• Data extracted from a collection
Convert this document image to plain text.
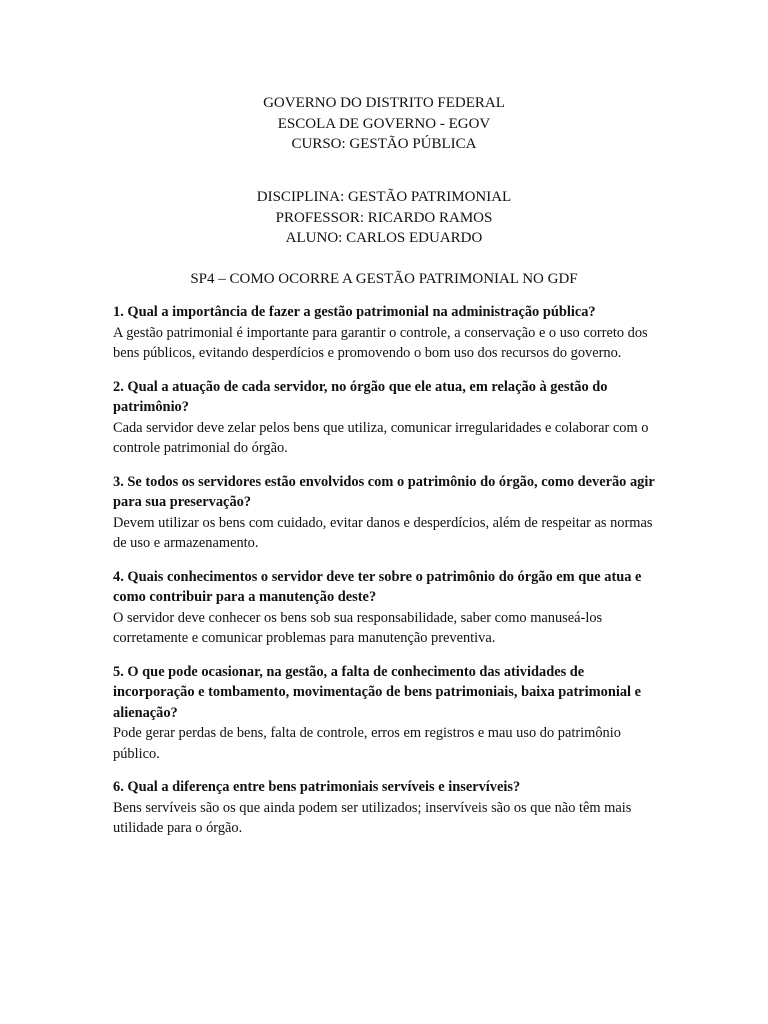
GOVERNO DO DISTRITO FEDERAL
ESCOLA DE GOVERNO - EGOV
CURSO: GESTÃO PÚBLICA
DISCIPLINA: GESTÃO PATRIMONIAL
PROFESSOR: RICARDO RAMOS
ALUNO: CARLOS EDUARDO
SP4 – COMO OCORRE A GESTÃO PATRIMONIAL NO GDF
1. Qual a importância de fazer a gestão patrimonial na administração pública?
A gestão patrimonial é importante para garantir o controle, a conservação e o uso correto dos bens públicos, evitando desperdícios e promovendo o bom uso dos recursos do governo.
2. Qual a atuação de cada servidor, no órgão que ele atua, em relação à gestão do patrimônio?
Cada servidor deve zelar pelos bens que utiliza, comunicar irregularidades e colaborar com o controle patrimonial do órgão.
3. Se todos os servidores estão envolvidos com o patrimônio do órgão, como deverão agir para sua preservação?
Devem utilizar os bens com cuidado, evitar danos e desperdícios, além de respeitar as normas de uso e armazenamento.
4. Quais conhecimentos o servidor deve ter sobre o patrimônio do órgão em que atua e como contribuir para a manutenção deste?
O servidor deve conhecer os bens sob sua responsabilidade, saber como manuseá-los corretamente e comunicar problemas para manutenção preventiva.
5. O que pode ocasionar, na gestão, a falta de conhecimento das atividades de incorporação e tombamento, movimentação de bens patrimoniais, baixa patrimonial e alienação?
Pode gerar perdas de bens, falta de controle, erros em registros e mau uso do patrimônio público.
6. Qual a diferença entre bens patrimoniais servíveis e inservíveis?
Bens servíveis são os que ainda podem ser utilizados; inservíveis são os que não têm mais utilidade para o órgão.
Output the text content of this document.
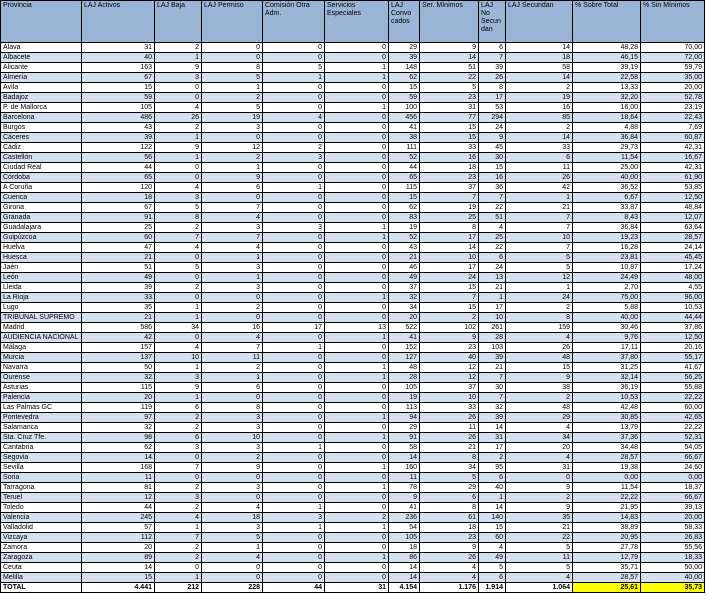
Provincia	LAJ Activos	LAJ Baja	LAJ Permiso	Comisión Otra Adm.	Servicios Especiales	LAJ Convo cados	Ser. Mínimos	LAJ No Secun dan	LAJ Secundan	% Sobre Total	% Sin Mínimos
Álava	31	2	0	0	0	29	9	6	14	48,28	70,00
Albacete	40	1	0	0	0	39	14	7	18	46,15	72,00
Alicante	163	9	8	5	1	148	51	39	58	39,19	59,79
Almería	67	3	5	1	1	62	22	26	14	22,58	35,00
Ávila	15	0	1	0	0	15	5	8	2	13,33	20,00
Badajoz	59	0	2	0	0	59	23	17	19	32,20	52,78
P. de Mallorca	105	4	5	0	1	100	31	53	16	16,00	23,19
Barcelona	486	26	19	4	0	456	77	294	85	18,64	22,43
Burgos	43	2	3	0	0	41	15	24	2	4,88	7,69
Cáceres	39	1	0	0	0	38	15	9	14	36,84	60,87
Cádiz	122	9	12	2	0	111	33	45	33	29,73	42,31
Castellón	56	1	2	3	0	52	16	30	6	11,54	16,67
Ciudad Real	44	0	1	0	0	44	18	15	11	25,00	42,31
Córdoba	65	0	9	0	0	65	23	16	26	40,00	61,90
A Coruña	120	4	6	1	0	115	37	36	42	36,52	53,85
Cuenca	18	3	0	0	0	15	7	7	1	6,67	12,50
Girona	67	5	7	0	0	62	19	22	21	33,87	48,84
Granada	91	8	4	0	0	83	25	51	7	8,43	12,07
Guadalajara	25	2	3	3	1	19	8	4	7	36,84	63,64
Guipúzcoa	60	7	7	0	1	52	17	25	10	19,23	28,57
Huelva	47	4	4	0	0	43	14	22	7	16,28	24,14
Huesca	21	0	1	0	0	21	10	6	5	23,81	45,45
Jaén	51	5	3	0	0	46	17	24	5	10,87	17,24
León	49	0	1	0	0	49	24	13	12	24,49	48,00
Lleida	39	2	3	0	0	37	15	21	1	2,70	4,55
La Rioja	33	0	0	0	1	32	7	1	24	75,00	96,00
Lugo	35	1	2	0	0	34	15	17	2	5,88	10,53
TRIBUNAL SUPREMO	21	1	0	0	0	20	2	10	8	40,00	44,44
Madrid	586	34	16	17	13	522	102	261	159	30,46	37,86
AUDIENCIA NACIONAL	42	0	4	0	1	41	9	28	4	9,76	12,50
Málaga	157	4	7	1	0	152	23	103	26	17,11	20,16
Murcia	137	10	11	0	0	127	40	39	48	37,80	55,17
Navarra	50	1	2	0	1	48	12	21	15	31,25	41,67
Ourense	32	3	1	0	1	28	12	7	9	32,14	56,25
Asturias	115	9	6	0	0	105	37	30	38	36,19	55,88
Palencia	20	1	0	0	0	19	10	7	2	10,53	22,22
Las Palmas GC	119	6	8	0	0	113	33	32	48	42,48	60,00
Pontevedra	97	2	3	0	1	94	26	39	29	30,85	42,65
Salamanca	32	2	3	0	0	29	11	14	4	13,79	22,22
Sta. Cruz Tfe.	98	6	10	0	1	91	26	31	34	37,36	52,31
Cantabria	62	3	3	1	0	58	21	17	20	34,48	54,05
Segovia	14	0	2	0	0	14	8	2	4	28,57	66,67
Sevilla	168	7	9	0	1	160	34	95	31	19,38	24,60
Soria	11	0	0	0	0	11	5	6	0	0,00	0,00
Tarragona	81	2	3	0	1	78	29	40	9	11,54	18,37
Teruel	12	3	0	0	0	9	6	1	2	22,22	66,67
Toledo	44	2	4	1	0	41	8	14	9	21,95	39,13
Valencia	245	4	18	3	2	236	61	140	35	14,83	20,00
Valladolid	57	1	3	1	1	54	18	15	21	38,89	58,33
Vizcaya	112	7	5	0	0	105	23	60	22	20,95	26,83
Zamora	20	2	1	0	0	18	9	4	5	27,78	55,56
Zaragoza	89	2	4	0	1	86	26	49	11	12,79	18,33
Ceuta	14	0	0	0	0	14	4	5	5	35,71	50,00
Melilla	15	1	0	0	0	14	4	6	4	28,57	40,00
TOTAL	4.441	212	228	44	31	4.154	1.176	1.914	1.064	25,61	35,73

• THE TASK
Apart from the pictures, the entries above are to be repeated in full and exactly.

• FINISHED TASK
Convert this document image to plain text.
GOVERNO DO DISTRITO FEDERAL
ESCOLA DE GOVERNO - EGOV
CURSO: GESTÃO PÚBLICA
DISCIPLINA: GESTÃO PATRIMONIAL
PROFESSOR: RICARDO RAMOS
ALUNO: CARLOS EDUARDO
SP4 – COMO OCORRE A GESTÃO PATRIMONIAL NO GDF
1. Qual a importância de fazer a gestão patrimonial na administração pública?
A gestão patrimonial é importante para garantir o controle, a conservação e o uso correto dos bens públicos, evitando desperdícios e promovendo o bom uso dos recursos do governo.
2. Qual a atuação de cada servidor, no órgão que ele atua, em relação à gestão do patrimônio?
Cada servidor deve zelar pelos bens que utiliza, comunicar irregularidades e colaborar com o controle patrimonial do órgão.
3. Se todos os servidores estão envolvidos com o patrimônio do órgão, como deverão agir para sua preservação?
Devem utilizar os bens com cuidado, evitar danos e desperdícios, além de respeitar as normas de uso e armazenamento.
4. Quais conhecimentos o servidor deve ter sobre o patrimônio do órgão em que atua e como contribuir para a manutenção deste?
O servidor deve conhecer os bens sob sua responsabilidade, saber como manuseá-los corretamente e comunicar problemas para manutenção preventiva.
5. O que pode ocasionar, na gestão, a falta de conhecimento das atividades de incorporação e tombamento, movimentação de bens patrimoniais, baixa patrimonial e alienação?
Pode gerar perdas de bens, falta de controle, erros em registros e mau uso do patrimônio público.
6. Qual a diferença entre bens patrimoniais servíveis e inservíveis?
Bens servíveis são os que ainda podem ser utilizados; inservíveis são os que não têm mais utilidade para o órgão.
Output the text content of this document.
Provincia	LAJ Activos	LAJ Baja	LAJ Permiso	Comisión Otra Adm.	Servicios Especiales	LAJ Convo cados	Ser. Mínimos	LAJ No Secun dan	LAJ Secundan	% Sobre Total	% Sin Mínimos
Álava	31	2	0	0	0	29	9	6	14	48,28	70,00
Albacete	40	1	0	0	0	39	14	7	18	46,15	72,00
Alicante	163	9	8	5	1	148	51	39	58	39,19	59,79
Almería	67	3	5	1	1	62	22	26	14	22,58	35,00
Ávila	15	0	1	0	0	15	5	8	2	13,33	20,00
Badajoz	59	0	2	0	0	59	23	17	19	32,20	52,78
P. de Mallorca	105	4	5	0	1	100	31	53	16	16,00	23,19
Barcelona	486	26	19	4	0	456	77	294	85	18,64	22,43
Burgos	43	2	3	0	0	41	15	24	2	4,88	7,69
Cáceres	39	1	0	0	0	38	15	9	14	36,84	60,87
Cádiz	122	9	12	2	0	111	33	45	33	29,73	42,31
Castellón	56	1	2	3	0	52	16	30	6	11,54	16,67
Ciudad Real	44	0	1	0	0	44	18	15	11	25,00	42,31
Córdoba	65	0	9	0	0	65	23	16	26	40,00	61,90
A Coruña	120	4	6	1	0	115	37	36	42	36,52	53,85
Cuenca	18	3	0	0	0	15	7	7	1	6,67	12,50
Girona	67	5	7	0	0	62	19	22	21	33,87	48,84
Granada	91	8	4	0	0	83	25	51	7	8,43	12,07
Guadalajara	25	2	3	3	1	19	8	4	7	36,84	63,64
Guipúzcoa	60	7	7	0	1	52	17	25	10	19,23	28,57
Huelva	47	4	4	0	0	43	14	22	7	16,28	24,14
Huesca	21	0	1	0	0	21	10	6	5	23,81	45,45
Jaén	51	5	3	0	0	46	17	24	5	10,87	17,24
León	49	0	1	0	0	49	24	13	12	24,49	48,00
Lleida	39	2	3	0	0	37	15	21	1	2,70	4,55
La Rioja	33	0	0	0	1	32	7	1	24	75,00	96,00
Lugo	35	1	2	0	0	34	15	17	2	5,88	10,53
TRIBUNAL SUPREMO	21	1	0	0	0	20	2	10	8	40,00	44,44
Madrid	586	34	16	17	13	522	102	261	159	30,46	37,86
AUDIENCIA NACIONAL	42	0	4	0	1	41	9	28	4	9,76	12,50
Málaga	157	4	7	1	0	152	23	103	26	17,11	20,16
Murcia	137	10	11	0	0	127	40	39	48	37,80	55,17
Navarra	50	1	2	0	1	48	12	21	15	31,25	41,67
Ourense	32	3	1	0	1	28	12	7	9	32,14	56,25
Asturias	115	9	6	0	0	105	37	30	38	36,19	55,88
Palencia	20	1	0	0	0	19	10	7	2	10,53	22,22
Las Palmas GC	119	6	8	0	0	113	33	32	48	42,48	60,00
Pontevedra	97	2	3	0	1	94	26	39	29	30,85	42,65
Salamanca	32	2	3	0	0	29	11	14	4	13,79	22,22
Sta. Cruz Tfe.	98	6	10	0	1	91	26	31	34	37,36	52,31
Cantabria	62	3	3	1	0	58	21	17	20	34,48	54,05
Segovia	14	0	2	0	0	14	8	2	4	28,57	66,67
Sevilla	168	7	9	0	1	160	34	95	31	19,38	24,60
Soria	11	0	0	0	0	11	5	6	0	0,00	0,00
Tarragona	81	2	3	0	1	78	29	40	9	11,54	18,37
Teruel	12	3	0	0	0	9	6	1	2	22,22	66,67
Toledo	44	2	4	1	0	41	8	14	9	21,95	39,13
Valencia	245	4	18	3	2	236	61	140	35	14,83	20,00
Valladolid	57	1	3	1	1	54	18	15	21	38,89	58,33
Vizcaya	112	7	5	0	0	105	23	60	22	20,95	26,83
Zamora	20	2	1	0	0	18	9	4	5	27,78	55,56
Zaragoza	89	2	4	0	1	86	26	49	11	12,79	18,33
Ceuta	14	0	0	0	0	14	4	5	5	35,71	50,00
Melilla	15	1	0	0	0	14	4	6	4	28,57	40,00
TOTAL	4.441	212	228	44	31	4.154	1.176	1.914	1.064	25,61	35,73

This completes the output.